(PROBLEM DETAILS): Using the data beneath, show every line that includes the word "дверей".

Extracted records

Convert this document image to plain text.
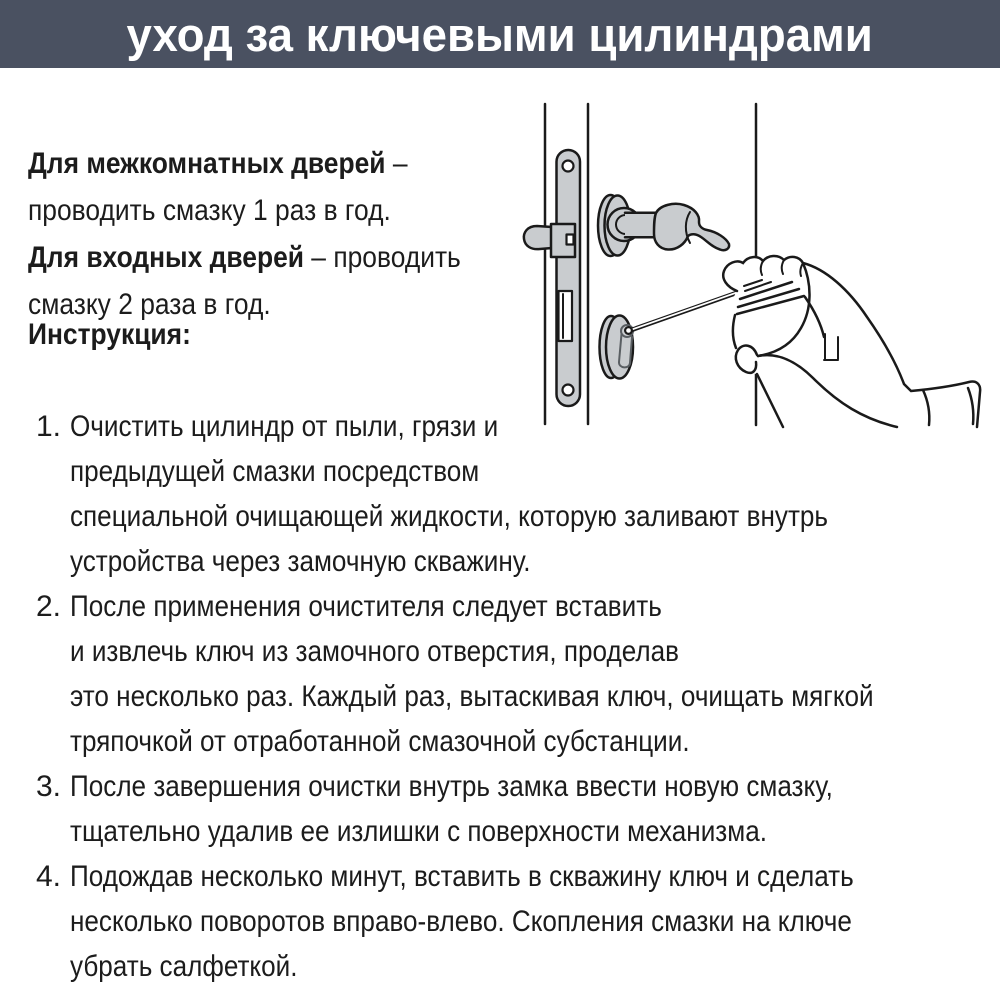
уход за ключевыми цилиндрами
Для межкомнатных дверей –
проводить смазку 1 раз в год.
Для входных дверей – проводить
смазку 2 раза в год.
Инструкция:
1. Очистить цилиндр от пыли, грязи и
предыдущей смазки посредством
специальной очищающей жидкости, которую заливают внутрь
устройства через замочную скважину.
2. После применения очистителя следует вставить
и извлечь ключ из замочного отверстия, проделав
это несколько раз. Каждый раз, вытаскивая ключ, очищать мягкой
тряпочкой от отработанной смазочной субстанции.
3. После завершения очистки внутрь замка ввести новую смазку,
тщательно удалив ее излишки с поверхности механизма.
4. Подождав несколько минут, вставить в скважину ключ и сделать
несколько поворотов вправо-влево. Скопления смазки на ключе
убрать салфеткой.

(EXERCISE ANSWER):
Для межкомнатных дверей –
Для входных дверей – проводить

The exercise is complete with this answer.